[START]
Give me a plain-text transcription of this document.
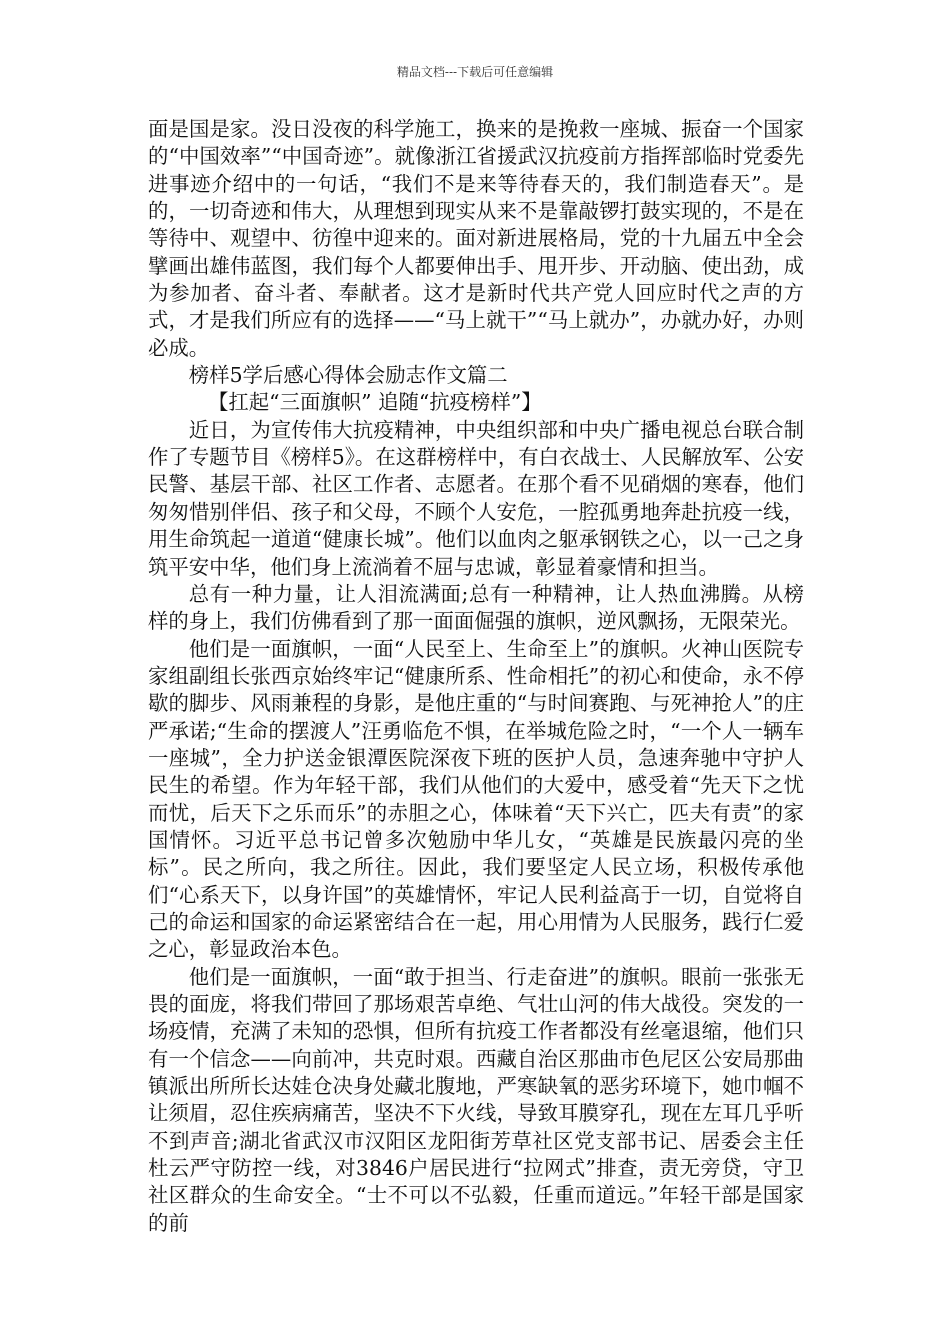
精品文档---下载后可任意编辑

面是国是家。没日没夜的科学施工，换来的是挽救一座城、振奋一个国家的“中国效率”“中国奇迹”。就像浙江省援武汉抗疫前方指挥部临时党委先进事迹介绍中的一句话，“我们不是来等待春天的，我们制造春天”。是的，一切奇迹和伟大，从理想到现实从来不是靠敲锣打鼓实现的，不是在等待中、观望中、彷徨中迎来的。面对新进展格局，党的十九届五中全会擘画出雄伟蓝图，我们每个人都要伸出手、甩开步、开动脑、使出劲，成为参加者、奋斗者、奉献者。这才是新时代共产党人回应时代之声的方式，才是我们所应有的选择——“马上就干”“马上就办”，办就办好，办则必成。

榜样5学后感心得体会励志作文篇二

【扛起“三面旗帜” 追随“抗疫榜样”】

近日，为宣传伟大抗疫精神，中央组织部和中央广播电视总台联合制作了专题节目《榜样5》。在这群榜样中，有白衣战士、人民解放军、公安民警、基层干部、社区工作者、志愿者。在那个看不见硝烟的寒春，他们匆匆惜别伴侣、孩子和父母，不顾个人安危，一腔孤勇地奔赴抗疫一线，用生命筑起一道道“健康长城”。他们以血肉之躯承钢铁之心，以一己之身筑平安中华，他们身上流淌着不屈与忠诚，彰显着豪情和担当。

总有一种力量，让人泪流满面;总有一种精神，让人热血沸腾。从榜样的身上，我们仿佛看到了那一面面倔强的旗帜，逆风飘扬，无限荣光。

他们是一面旗帜，一面“人民至上、生命至上”的旗帜。火神山医院专家组副组长张西京始终牢记“健康所系、性命相托”的初心和使命，永不停歇的脚步、风雨兼程的身影，是他庄重的“与时间赛跑、与死神抢人”的庄严承诺;“生命的摆渡人”汪勇临危不惧，在举城危险之时，“一个人一辆车一座城”，全力护送金银潭医院深夜下班的医护人员，急速奔驰中守护人民生的希望。作为年轻干部，我们从他们的大爱中，感受着“先天下之忧而忧，后天下之乐而乐”的赤胆之心，体味着“天下兴亡，匹夫有责”的家国情怀。习近平总书记曾多次勉励中华儿女，“英雄是民族最闪亮的坐标”。民之所向，我之所往。因此，我们要坚定人民立场，积极传承他们“心系天下，以身许国”的英雄情怀，牢记人民利益高于一切，自觉将自己的命运和国家的命运紧密结合在一起，用心用情为人民服务，践行仁爱之心，彰显政治本色。

他们是一面旗帜，一面“敢于担当、行走奋进”的旗帜。眼前一张张无畏的面庞，将我们带回了那场艰苦卓绝、气壮山河的伟大战役。突发的一场疫情，充满了未知的恐惧，但所有抗疫工作者都没有丝毫退缩，他们只有一个信念——向前冲，共克时艰。西藏自治区那曲市色尼区公安局那曲镇派出所所长达娃仓决身处藏北腹地，严寒缺氧的恶劣环境下，她巾帼不让须眉，忍住疾病痛苦，坚决不下火线，导致耳膜穿孔，现在左耳几乎听不到声音;湖北省武汉市汉阳区龙阳街芳草社区党支部书记、居委会主任杜云严守防控一线，对3846户居民进行“拉网式”排查，责无旁贷，守卫社区群众的生命安全。“士不可以不弘毅，任重而道远。”年轻干部是国家的前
[END]
== Set problem ==
Return all the entries word for word, but omit any pictures they contain.

== Result ==
Give me a plain-text transcription of this document.
精品文档---下载后可任意编辑

面是国是家。没日没夜的科学施工，换来的是挽救一座城、振奋一个国家的“中国效率”“中国奇迹”。就像浙江省援武汉抗疫前方指挥部临时党委先进事迹介绍中的一句话，“我们不是来等待春天的，我们制造春天”。是的，一切奇迹和伟大，从理想到现实从来不是靠敲锣打鼓实现的，不是在等待中、观望中、彷徨中迎来的。面对新进展格局，党的十九届五中全会擘画出雄伟蓝图，我们每个人都要伸出手、甩开步、开动脑、使出劲，成为参加者、奋斗者、奉献者。这才是新时代共产党人回应时代之声的方式，才是我们所应有的选择——“马上就干”“马上就办”，办就办好，办则必成。

榜样5学后感心得体会励志作文篇二

【扛起“三面旗帜” 追随“抗疫榜样”】

近日，为宣传伟大抗疫精神，中央组织部和中央广播电视总台联合制作了专题节目《榜样5》。在这群榜样中，有白衣战士、人民解放军、公安民警、基层干部、社区工作者、志愿者。在那个看不见硝烟的寒春，他们匆匆惜别伴侣、孩子和父母，不顾个人安危，一腔孤勇地奔赴抗疫一线，用生命筑起一道道“健康长城”。他们以血肉之躯承钢铁之心，以一己之身筑平安中华，他们身上流淌着不屈与忠诚，彰显着豪情和担当。

总有一种力量，让人泪流满面;总有一种精神，让人热血沸腾。从榜样的身上，我们仿佛看到了那一面面倔强的旗帜，逆风飘扬，无限荣光。

他们是一面旗帜，一面“人民至上、生命至上”的旗帜。火神山医院专家组副组长张西京始终牢记“健康所系、性命相托”的初心和使命，永不停歇的脚步、风雨兼程的身影，是他庄重的“与时间赛跑、与死神抢人”的庄严承诺;“生命的摆渡人”汪勇临危不惧，在举城危险之时，“一个人一辆车一座城”，全力护送金银潭医院深夜下班的医护人员，急速奔驰中守护人民生的希望。作为年轻干部，我们从他们的大爱中，感受着“先天下之忧而忧，后天下之乐而乐”的赤胆之心，体味着“天下兴亡，匹夫有责”的家国情怀。习近平总书记曾多次勉励中华儿女，“英雄是民族最闪亮的坐标”。民之所向，我之所往。因此，我们要坚定人民立场，积极传承他们“心系天下，以身许国”的英雄情怀，牢记人民利益高于一切，自觉将自己的命运和国家的命运紧密结合在一起，用心用情为人民服务，践行仁爱之心，彰显政治本色。

他们是一面旗帜，一面“敢于担当、行走奋进”的旗帜。眼前一张张无畏的面庞，将我们带回了那场艰苦卓绝、气壮山河的伟大战役。突发的一场疫情，充满了未知的恐惧，但所有抗疫工作者都没有丝毫退缩，他们只有一个信念——向前冲，共克时艰。西藏自治区那曲市色尼区公安局那曲镇派出所所长达娃仓决身处藏北腹地，严寒缺氧的恶劣环境下，她巾帼不让须眉，忍住疾病痛苦，坚决不下火线，导致耳膜穿孔，现在左耳几乎听不到声音;湖北省武汉市汉阳区龙阳街芳草社区党支部书记、居委会主任杜云严守防控一线，对3846户居民进行“拉网式”排查，责无旁贷，守卫社区群众的生命安全。“士不可以不弘毅，任重而道远。”年轻干部是国家的前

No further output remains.